— Start of Given information —
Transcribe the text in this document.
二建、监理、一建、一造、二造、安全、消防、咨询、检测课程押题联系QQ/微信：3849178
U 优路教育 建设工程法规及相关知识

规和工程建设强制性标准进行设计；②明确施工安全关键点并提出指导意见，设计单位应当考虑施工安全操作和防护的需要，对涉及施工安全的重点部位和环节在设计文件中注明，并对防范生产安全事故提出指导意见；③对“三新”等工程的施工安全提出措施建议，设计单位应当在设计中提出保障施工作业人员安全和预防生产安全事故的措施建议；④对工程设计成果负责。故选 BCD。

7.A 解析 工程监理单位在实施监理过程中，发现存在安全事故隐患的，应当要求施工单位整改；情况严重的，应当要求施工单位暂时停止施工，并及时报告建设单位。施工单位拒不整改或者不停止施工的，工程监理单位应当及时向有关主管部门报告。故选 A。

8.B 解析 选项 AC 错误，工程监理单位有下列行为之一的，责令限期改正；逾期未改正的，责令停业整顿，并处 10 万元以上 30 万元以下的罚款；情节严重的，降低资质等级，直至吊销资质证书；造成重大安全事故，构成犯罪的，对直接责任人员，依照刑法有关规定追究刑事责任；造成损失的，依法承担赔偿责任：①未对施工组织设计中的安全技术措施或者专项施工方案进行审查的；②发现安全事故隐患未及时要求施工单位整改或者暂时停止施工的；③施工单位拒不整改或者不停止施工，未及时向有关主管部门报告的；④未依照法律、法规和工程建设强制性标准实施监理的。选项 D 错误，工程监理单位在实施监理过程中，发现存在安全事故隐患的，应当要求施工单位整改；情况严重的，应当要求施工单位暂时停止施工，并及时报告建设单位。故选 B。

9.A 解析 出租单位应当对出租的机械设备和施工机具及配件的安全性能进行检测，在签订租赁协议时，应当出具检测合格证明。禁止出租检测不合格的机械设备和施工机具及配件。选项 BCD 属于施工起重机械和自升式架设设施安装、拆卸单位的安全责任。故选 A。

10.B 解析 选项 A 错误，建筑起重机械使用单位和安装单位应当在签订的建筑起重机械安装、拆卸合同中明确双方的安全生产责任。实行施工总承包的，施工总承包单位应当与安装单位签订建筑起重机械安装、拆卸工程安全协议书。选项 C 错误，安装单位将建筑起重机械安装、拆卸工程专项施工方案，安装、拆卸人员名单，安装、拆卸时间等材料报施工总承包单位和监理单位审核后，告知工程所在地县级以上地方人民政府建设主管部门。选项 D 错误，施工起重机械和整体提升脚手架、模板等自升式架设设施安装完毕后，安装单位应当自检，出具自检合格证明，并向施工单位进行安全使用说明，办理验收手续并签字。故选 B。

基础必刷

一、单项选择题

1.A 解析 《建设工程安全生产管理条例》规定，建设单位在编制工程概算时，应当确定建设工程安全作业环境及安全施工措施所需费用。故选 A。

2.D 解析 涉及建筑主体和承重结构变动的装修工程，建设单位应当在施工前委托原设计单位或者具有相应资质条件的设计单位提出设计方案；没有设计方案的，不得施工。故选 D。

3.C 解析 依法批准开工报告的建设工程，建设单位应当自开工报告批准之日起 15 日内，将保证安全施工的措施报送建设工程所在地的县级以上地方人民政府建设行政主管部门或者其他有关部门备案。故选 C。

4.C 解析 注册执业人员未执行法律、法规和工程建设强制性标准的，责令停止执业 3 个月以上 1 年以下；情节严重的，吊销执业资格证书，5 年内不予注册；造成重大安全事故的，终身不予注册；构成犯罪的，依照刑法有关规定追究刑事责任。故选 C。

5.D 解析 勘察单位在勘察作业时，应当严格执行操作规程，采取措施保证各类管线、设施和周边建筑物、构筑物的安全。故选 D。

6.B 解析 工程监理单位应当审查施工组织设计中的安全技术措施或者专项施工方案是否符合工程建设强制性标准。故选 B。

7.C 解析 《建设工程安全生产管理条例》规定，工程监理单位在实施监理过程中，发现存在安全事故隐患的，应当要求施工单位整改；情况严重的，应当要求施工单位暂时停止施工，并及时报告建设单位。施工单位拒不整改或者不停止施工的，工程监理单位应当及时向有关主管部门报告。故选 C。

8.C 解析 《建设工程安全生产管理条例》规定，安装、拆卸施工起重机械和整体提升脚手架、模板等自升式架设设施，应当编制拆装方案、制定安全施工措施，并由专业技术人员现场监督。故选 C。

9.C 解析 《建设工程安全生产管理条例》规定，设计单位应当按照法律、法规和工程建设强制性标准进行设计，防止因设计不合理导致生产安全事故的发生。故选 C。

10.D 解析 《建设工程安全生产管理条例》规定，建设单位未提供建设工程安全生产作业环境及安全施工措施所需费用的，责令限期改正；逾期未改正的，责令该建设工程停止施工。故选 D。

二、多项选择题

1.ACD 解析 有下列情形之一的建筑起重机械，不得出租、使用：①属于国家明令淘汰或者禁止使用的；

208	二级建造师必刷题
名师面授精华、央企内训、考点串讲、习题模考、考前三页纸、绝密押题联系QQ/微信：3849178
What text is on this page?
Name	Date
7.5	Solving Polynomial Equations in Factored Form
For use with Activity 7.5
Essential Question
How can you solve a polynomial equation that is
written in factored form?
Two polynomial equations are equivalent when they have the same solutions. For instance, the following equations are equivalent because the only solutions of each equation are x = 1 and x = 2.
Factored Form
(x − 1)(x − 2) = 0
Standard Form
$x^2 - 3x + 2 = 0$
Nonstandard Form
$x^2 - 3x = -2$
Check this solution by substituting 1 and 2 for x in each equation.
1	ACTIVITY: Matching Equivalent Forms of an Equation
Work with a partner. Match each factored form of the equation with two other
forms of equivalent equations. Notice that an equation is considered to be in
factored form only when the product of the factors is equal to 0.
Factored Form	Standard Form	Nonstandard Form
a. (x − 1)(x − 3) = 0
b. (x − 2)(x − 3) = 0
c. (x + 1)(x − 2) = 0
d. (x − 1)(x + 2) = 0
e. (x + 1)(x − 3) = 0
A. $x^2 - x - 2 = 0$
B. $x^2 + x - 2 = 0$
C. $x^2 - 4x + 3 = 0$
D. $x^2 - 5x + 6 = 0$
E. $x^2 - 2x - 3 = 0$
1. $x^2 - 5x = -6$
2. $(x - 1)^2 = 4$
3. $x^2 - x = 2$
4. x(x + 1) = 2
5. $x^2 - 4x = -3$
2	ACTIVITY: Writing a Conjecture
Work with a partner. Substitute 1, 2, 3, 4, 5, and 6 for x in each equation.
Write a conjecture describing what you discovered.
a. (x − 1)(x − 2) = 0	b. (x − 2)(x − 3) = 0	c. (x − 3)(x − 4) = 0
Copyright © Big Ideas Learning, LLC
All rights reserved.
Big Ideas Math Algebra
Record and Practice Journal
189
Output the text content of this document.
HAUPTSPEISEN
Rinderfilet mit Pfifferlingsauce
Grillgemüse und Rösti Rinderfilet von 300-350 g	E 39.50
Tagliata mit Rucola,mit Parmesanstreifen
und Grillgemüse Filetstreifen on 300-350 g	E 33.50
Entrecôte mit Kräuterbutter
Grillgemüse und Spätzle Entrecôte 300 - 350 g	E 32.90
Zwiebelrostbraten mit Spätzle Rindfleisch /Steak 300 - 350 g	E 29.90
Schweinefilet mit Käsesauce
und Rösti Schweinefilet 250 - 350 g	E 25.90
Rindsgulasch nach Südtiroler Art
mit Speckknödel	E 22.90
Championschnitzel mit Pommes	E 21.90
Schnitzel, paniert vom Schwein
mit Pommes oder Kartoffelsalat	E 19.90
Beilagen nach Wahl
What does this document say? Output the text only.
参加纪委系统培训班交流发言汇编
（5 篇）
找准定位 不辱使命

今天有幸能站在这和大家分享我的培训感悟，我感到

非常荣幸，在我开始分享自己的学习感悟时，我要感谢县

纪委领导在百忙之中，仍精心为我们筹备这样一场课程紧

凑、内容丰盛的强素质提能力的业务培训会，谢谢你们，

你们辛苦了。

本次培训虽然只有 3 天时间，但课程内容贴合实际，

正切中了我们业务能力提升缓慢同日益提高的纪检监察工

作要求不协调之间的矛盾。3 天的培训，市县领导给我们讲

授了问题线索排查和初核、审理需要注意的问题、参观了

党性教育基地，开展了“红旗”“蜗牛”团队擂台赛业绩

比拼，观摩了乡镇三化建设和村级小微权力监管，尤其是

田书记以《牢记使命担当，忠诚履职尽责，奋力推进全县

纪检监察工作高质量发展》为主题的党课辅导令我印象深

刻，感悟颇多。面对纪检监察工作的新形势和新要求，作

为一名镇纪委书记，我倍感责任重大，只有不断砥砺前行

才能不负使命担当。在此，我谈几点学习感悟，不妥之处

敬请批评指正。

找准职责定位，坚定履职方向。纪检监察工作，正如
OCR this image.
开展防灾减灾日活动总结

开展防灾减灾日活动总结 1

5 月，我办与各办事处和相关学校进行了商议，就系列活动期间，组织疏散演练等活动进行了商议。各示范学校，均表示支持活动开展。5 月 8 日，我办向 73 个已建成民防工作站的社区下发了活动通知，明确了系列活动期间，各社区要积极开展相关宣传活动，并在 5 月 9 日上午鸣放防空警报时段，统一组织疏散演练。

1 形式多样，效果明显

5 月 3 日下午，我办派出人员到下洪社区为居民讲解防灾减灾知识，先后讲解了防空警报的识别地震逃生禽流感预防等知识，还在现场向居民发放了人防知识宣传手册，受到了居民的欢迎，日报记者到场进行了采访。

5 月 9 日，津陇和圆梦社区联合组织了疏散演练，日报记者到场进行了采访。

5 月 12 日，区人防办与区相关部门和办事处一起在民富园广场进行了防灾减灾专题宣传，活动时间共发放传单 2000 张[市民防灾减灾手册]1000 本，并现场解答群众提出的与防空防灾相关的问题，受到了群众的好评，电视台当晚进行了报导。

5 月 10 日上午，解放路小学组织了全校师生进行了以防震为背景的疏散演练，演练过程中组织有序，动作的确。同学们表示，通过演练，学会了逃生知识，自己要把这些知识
— End of Given information —
Aim =
Your answer should be one number: the count of lines in the data above that include the word "when".

Response to the task =
2